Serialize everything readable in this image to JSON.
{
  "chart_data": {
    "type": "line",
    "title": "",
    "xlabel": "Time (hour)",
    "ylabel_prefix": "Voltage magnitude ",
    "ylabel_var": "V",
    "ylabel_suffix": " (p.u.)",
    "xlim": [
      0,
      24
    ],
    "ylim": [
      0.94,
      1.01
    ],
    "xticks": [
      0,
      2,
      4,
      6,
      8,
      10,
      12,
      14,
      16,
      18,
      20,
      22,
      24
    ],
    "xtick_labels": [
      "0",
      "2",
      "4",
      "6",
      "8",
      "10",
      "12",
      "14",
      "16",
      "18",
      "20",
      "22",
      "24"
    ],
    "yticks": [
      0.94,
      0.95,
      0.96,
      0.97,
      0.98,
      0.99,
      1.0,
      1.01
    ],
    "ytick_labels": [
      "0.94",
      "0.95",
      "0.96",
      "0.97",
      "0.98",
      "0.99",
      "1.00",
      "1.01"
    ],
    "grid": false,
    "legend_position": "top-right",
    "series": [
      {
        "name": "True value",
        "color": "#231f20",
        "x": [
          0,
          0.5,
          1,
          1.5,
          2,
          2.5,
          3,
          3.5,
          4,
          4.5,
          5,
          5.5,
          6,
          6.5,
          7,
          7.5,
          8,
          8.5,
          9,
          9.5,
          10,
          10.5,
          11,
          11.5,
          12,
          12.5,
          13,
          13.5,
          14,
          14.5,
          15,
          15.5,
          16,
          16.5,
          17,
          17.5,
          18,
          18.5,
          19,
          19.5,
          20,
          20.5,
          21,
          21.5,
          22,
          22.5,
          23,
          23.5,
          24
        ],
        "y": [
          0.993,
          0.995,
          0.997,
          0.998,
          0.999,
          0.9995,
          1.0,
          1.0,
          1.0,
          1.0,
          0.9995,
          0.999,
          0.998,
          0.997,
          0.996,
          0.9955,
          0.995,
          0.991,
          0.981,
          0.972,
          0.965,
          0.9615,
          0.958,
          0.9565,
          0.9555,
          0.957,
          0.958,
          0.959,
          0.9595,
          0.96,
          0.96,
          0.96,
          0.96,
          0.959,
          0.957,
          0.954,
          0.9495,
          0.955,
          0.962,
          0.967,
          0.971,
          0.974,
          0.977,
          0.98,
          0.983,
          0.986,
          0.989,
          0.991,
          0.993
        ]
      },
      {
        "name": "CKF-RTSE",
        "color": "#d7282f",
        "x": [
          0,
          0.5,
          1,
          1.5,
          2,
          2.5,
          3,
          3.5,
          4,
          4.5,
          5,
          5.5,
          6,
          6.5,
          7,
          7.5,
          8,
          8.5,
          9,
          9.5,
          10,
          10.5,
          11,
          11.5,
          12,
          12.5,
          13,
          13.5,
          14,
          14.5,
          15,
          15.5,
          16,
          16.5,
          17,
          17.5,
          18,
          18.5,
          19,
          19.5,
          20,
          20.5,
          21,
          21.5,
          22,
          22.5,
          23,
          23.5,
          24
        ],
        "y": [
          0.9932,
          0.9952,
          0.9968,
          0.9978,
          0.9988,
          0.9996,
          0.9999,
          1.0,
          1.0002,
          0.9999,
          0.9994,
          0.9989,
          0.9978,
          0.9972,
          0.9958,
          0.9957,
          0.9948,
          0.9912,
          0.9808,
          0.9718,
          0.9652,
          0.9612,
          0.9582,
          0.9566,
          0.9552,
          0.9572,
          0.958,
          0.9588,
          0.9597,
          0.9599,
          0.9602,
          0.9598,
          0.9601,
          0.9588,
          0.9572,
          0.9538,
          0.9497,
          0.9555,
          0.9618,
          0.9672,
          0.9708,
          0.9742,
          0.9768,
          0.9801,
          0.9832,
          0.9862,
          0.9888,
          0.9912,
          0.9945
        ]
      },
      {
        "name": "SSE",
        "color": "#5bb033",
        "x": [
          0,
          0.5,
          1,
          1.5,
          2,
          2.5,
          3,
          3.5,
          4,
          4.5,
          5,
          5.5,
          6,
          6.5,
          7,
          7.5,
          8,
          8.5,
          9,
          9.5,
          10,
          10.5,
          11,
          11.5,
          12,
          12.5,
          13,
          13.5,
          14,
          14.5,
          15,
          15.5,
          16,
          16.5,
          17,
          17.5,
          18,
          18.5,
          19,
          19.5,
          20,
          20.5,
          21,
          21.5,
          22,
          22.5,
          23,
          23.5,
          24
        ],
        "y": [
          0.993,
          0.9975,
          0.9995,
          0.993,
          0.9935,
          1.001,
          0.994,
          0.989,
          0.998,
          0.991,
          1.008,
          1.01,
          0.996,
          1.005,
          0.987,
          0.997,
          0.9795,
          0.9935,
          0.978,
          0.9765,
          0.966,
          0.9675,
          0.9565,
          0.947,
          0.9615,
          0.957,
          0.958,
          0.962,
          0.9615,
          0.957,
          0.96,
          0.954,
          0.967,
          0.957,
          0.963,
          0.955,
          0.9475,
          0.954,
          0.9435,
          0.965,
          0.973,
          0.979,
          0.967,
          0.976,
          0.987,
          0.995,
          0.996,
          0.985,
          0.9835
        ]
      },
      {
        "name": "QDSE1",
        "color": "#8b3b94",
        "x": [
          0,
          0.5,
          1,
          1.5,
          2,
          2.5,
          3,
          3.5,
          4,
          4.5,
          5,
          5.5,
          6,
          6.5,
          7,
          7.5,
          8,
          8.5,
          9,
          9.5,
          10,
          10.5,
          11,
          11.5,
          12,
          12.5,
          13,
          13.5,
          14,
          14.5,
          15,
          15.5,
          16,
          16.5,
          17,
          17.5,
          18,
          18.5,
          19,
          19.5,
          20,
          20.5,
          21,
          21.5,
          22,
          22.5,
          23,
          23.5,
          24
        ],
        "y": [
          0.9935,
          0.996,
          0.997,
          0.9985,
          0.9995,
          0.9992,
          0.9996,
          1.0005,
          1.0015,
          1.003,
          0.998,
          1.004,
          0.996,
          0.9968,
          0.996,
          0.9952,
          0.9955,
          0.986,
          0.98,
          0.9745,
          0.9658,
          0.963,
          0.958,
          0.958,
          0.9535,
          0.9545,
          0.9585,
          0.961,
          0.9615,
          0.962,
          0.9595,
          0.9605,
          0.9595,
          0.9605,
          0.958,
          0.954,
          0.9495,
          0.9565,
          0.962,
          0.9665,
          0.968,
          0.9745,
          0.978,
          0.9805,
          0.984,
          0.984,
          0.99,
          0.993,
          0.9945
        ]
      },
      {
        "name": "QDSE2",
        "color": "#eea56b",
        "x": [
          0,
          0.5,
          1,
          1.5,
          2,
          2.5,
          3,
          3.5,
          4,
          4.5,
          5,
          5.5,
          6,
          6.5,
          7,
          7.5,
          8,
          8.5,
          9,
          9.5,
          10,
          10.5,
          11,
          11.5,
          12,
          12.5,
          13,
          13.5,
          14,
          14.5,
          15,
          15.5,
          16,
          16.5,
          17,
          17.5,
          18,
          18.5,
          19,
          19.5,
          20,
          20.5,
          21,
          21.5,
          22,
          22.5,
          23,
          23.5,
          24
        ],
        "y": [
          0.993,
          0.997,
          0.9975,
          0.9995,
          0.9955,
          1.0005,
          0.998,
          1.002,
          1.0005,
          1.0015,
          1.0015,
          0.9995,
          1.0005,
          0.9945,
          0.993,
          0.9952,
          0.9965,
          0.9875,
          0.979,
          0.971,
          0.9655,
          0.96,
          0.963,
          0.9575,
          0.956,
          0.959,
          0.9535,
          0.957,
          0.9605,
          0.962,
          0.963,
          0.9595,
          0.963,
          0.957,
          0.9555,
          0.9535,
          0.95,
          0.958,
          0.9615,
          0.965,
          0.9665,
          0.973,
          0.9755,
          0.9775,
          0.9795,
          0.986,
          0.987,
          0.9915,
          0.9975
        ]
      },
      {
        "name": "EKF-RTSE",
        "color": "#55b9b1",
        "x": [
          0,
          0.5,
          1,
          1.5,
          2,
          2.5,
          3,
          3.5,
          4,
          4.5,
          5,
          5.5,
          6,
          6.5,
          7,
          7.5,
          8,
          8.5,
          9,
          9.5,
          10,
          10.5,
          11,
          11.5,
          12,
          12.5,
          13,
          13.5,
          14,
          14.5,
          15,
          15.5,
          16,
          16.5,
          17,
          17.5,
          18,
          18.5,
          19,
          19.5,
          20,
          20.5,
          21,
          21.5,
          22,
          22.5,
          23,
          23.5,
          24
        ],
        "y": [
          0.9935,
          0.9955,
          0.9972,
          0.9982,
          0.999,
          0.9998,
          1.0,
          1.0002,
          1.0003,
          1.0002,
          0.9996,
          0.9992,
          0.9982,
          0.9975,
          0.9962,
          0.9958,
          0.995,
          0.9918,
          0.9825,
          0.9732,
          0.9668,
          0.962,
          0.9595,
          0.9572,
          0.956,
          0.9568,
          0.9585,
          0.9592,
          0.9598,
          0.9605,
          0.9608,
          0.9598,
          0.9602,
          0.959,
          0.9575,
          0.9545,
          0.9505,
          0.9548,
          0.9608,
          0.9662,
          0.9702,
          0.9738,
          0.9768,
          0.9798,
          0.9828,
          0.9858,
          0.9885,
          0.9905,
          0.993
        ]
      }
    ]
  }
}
+ + +
• [Task requirements]: Find the word "color" and list each line it appears in.

• [Final answer]:
        "color": "#231f20",
        "color": "#d7282f",
        "color": "#5bb033",
        "color": "#8b3b94",
        "color": "#eea56b",
        "color": "#55b9b1",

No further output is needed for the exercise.